■ **What this task involves**:
Find the line containing "Extract the structured". Reproduce it and every line after it up to the end of the records, exactly as written.

■ **Information provided**:
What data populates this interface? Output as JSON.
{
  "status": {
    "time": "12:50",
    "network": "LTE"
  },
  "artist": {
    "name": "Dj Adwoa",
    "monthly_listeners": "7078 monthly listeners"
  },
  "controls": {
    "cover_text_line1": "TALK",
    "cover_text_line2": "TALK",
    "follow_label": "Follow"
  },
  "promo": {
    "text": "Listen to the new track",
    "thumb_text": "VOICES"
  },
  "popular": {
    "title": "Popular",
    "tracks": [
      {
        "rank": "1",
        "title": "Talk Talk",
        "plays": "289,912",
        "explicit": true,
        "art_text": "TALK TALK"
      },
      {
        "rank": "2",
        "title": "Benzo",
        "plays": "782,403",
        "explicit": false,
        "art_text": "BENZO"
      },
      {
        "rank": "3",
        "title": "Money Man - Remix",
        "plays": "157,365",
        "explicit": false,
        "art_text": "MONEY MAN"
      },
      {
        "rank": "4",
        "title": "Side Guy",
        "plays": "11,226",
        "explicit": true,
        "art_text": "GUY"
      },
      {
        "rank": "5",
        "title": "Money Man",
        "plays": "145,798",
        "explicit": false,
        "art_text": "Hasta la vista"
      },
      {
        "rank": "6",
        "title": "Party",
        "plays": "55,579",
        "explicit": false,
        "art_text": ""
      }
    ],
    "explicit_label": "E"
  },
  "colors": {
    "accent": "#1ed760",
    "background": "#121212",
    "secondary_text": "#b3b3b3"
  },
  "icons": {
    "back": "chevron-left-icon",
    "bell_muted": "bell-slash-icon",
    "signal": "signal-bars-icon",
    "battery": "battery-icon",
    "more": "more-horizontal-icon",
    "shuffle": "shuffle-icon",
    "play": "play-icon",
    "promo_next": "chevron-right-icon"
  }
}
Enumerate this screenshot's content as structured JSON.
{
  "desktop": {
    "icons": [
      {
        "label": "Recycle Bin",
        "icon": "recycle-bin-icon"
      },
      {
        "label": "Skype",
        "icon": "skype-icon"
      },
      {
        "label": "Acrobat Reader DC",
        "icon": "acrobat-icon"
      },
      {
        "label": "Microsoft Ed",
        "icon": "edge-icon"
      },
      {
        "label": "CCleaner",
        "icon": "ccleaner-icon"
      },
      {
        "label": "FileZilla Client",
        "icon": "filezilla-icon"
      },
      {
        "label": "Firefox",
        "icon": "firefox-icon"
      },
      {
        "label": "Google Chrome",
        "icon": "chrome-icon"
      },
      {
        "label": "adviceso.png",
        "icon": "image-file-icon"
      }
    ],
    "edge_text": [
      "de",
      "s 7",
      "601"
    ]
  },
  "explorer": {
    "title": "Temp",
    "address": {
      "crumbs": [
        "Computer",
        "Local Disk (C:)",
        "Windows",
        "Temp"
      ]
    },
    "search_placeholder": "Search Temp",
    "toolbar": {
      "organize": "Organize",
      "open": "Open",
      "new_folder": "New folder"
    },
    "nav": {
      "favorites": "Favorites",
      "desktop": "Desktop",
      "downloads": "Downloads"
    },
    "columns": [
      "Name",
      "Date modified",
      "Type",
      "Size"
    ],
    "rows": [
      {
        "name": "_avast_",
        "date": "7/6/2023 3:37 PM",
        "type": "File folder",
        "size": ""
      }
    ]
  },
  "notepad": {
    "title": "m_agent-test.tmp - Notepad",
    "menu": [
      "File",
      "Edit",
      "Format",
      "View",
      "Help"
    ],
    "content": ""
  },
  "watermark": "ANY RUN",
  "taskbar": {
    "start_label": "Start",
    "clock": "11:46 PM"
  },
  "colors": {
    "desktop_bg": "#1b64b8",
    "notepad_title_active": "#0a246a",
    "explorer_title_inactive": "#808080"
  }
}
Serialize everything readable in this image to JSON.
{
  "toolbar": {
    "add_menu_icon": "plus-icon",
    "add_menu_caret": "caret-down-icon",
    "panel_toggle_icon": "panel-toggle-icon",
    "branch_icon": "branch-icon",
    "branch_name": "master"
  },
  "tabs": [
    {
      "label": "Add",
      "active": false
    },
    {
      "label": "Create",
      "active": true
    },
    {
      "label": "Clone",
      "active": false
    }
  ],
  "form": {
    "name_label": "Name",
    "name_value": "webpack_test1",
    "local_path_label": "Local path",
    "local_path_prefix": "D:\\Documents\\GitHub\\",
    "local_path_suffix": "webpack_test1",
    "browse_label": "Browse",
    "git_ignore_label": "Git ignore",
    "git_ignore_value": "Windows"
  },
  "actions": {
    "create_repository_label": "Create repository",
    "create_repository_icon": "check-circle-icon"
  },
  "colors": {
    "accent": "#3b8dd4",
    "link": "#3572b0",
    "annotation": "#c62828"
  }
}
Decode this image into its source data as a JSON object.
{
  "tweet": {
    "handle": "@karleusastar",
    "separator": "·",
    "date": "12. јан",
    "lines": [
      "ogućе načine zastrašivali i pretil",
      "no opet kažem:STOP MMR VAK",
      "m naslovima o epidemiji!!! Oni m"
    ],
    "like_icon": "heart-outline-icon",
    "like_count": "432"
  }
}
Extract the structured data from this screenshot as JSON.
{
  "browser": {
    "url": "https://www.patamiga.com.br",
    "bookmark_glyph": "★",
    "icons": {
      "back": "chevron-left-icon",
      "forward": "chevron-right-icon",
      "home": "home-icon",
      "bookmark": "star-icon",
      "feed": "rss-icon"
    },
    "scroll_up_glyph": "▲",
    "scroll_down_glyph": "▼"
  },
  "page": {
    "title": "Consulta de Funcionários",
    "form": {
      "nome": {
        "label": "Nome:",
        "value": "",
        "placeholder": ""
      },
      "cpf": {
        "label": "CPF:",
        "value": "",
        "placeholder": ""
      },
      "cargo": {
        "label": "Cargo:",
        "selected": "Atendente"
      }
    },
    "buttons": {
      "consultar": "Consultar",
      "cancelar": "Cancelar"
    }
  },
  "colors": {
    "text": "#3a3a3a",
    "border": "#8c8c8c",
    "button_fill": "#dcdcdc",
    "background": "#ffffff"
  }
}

■ **Exercise answer**:
Extract the structured data from this screenshot as JSON.
{
  "browser": {
    "url": "https://www.patamiga.com.br",
    "bookmark_glyph": "★",
    "icons": {
      "back": "chevron-left-icon",
      "forward": "chevron-right-icon",
      "home": "home-icon",
      "bookmark": "star-icon",
      "feed": "rss-icon"
    },
    "scroll_up_glyph": "▲",
    "scroll_down_glyph": "▼"
  },
  "page": {
    "title": "Consulta de Funcionários",
    "form": {
      "nome": {
        "label": "Nome:",
        "value": "",
        "placeholder": ""
      },
      "cpf": {
        "label": "CPF:",
        "value": "",
        "placeholder": ""
      },
      "cargo": {
        "label": "Cargo:",
        "selected": "Atendente"
      }
    },
    "buttons": {
      "consultar": "Consultar",
      "cancelar": "Cancelar"
    }
  },
  "colors": {
    "text": "#3a3a3a",
    "border": "#8c8c8c",
    "button_fill": "#dcdcdc",
    "background": "#ffffff"
  }
}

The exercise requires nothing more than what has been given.